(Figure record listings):

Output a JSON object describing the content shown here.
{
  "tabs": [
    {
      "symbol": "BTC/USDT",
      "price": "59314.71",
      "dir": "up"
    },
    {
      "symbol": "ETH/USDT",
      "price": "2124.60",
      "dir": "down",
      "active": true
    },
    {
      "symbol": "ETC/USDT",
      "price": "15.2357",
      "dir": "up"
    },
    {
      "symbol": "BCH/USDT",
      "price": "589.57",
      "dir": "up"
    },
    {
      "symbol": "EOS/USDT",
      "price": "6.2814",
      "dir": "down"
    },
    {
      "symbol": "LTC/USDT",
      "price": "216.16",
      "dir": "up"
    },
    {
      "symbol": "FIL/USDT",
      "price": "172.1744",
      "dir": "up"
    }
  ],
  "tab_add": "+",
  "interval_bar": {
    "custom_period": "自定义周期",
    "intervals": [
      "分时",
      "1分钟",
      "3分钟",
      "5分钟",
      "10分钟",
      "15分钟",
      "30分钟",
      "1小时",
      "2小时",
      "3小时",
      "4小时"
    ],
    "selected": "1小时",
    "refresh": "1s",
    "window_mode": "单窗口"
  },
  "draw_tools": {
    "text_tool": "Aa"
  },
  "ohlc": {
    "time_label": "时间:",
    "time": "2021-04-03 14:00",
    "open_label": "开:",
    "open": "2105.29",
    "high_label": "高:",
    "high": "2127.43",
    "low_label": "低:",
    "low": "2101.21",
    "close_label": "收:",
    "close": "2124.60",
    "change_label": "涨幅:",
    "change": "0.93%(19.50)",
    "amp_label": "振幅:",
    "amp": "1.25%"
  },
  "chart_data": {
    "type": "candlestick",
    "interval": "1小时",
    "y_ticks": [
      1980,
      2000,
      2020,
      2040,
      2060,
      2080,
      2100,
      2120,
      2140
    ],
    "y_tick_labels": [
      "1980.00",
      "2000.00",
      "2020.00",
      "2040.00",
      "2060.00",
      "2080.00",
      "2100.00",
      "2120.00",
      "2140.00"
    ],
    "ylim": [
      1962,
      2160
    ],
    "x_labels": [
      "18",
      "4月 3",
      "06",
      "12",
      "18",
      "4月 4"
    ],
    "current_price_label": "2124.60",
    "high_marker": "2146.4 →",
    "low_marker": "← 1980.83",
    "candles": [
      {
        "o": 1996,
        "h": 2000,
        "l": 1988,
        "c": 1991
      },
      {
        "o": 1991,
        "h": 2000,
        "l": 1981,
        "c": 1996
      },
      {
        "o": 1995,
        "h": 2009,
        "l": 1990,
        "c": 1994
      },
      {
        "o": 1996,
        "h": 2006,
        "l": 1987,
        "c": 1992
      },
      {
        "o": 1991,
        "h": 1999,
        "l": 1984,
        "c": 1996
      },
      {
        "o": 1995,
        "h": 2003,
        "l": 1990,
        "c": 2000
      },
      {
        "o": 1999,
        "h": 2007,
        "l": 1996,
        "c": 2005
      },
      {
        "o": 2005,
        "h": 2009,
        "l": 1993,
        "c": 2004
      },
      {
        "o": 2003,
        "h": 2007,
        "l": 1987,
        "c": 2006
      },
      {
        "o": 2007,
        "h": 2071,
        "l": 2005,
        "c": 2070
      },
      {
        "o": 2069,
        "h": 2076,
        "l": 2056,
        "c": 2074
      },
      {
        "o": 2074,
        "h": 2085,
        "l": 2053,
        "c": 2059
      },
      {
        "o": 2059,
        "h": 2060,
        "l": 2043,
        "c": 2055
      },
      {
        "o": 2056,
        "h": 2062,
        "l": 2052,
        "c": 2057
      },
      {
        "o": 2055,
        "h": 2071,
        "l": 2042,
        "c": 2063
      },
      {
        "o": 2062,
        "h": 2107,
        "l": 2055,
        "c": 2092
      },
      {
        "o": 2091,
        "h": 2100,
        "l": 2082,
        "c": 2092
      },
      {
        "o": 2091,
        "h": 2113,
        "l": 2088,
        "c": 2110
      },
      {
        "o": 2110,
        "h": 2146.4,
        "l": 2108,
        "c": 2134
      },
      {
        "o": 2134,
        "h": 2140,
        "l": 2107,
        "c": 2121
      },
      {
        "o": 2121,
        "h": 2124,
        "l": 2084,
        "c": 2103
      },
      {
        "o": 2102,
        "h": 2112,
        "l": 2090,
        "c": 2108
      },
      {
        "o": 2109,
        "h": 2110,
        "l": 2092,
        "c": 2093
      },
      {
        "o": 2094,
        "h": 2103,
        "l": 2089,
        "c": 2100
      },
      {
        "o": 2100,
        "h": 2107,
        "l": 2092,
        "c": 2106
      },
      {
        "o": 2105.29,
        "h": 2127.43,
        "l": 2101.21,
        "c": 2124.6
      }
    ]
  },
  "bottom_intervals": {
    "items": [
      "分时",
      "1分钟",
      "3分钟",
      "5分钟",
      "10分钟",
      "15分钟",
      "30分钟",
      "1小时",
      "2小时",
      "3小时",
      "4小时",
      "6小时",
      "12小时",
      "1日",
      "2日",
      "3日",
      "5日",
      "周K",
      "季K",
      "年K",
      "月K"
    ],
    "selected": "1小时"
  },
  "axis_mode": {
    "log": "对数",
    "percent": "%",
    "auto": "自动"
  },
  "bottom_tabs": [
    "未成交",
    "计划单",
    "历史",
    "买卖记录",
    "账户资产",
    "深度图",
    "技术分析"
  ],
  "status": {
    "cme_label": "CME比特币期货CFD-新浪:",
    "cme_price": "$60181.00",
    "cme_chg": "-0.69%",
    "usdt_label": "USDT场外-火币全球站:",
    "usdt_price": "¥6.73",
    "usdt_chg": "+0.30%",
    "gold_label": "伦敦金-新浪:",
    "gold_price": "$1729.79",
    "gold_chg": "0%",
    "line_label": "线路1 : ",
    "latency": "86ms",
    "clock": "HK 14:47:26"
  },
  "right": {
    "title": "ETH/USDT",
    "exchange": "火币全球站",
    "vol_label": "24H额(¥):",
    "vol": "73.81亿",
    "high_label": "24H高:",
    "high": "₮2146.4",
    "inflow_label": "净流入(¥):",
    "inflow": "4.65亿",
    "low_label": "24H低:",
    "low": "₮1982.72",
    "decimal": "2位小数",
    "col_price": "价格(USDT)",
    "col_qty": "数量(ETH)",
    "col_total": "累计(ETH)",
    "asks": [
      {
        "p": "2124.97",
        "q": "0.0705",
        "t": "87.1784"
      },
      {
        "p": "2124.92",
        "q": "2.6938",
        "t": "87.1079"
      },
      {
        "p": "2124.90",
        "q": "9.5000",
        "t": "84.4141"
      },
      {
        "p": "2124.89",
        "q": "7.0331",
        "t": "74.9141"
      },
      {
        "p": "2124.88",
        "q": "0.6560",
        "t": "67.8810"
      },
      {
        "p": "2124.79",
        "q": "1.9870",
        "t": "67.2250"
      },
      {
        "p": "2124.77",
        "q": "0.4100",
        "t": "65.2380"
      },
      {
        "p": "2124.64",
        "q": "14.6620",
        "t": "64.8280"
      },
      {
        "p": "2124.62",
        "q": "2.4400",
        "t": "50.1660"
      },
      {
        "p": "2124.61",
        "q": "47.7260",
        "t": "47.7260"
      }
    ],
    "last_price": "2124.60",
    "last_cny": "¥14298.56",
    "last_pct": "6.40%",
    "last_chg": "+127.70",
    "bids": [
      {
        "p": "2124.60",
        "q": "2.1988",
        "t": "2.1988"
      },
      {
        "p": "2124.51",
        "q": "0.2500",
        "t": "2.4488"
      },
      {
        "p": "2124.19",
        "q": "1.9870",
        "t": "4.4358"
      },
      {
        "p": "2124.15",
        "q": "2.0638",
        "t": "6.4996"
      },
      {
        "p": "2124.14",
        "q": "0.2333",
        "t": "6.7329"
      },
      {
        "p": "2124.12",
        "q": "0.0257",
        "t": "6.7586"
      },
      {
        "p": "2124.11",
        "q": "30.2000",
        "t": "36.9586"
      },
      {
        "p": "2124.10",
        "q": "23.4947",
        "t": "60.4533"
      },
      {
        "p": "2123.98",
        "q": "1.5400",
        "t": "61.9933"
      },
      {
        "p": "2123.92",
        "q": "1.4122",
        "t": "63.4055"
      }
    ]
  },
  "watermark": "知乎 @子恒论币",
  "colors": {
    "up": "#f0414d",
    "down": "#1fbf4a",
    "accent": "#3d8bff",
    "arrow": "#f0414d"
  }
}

(TASK TO CARRY OUT): Wherever the word "火币全球站" occurs in a line of the listing, copy that line.

(REPLY):
    "usdt_label": "USDT场外-火币全球站:",
    "exchange": "火币全球站",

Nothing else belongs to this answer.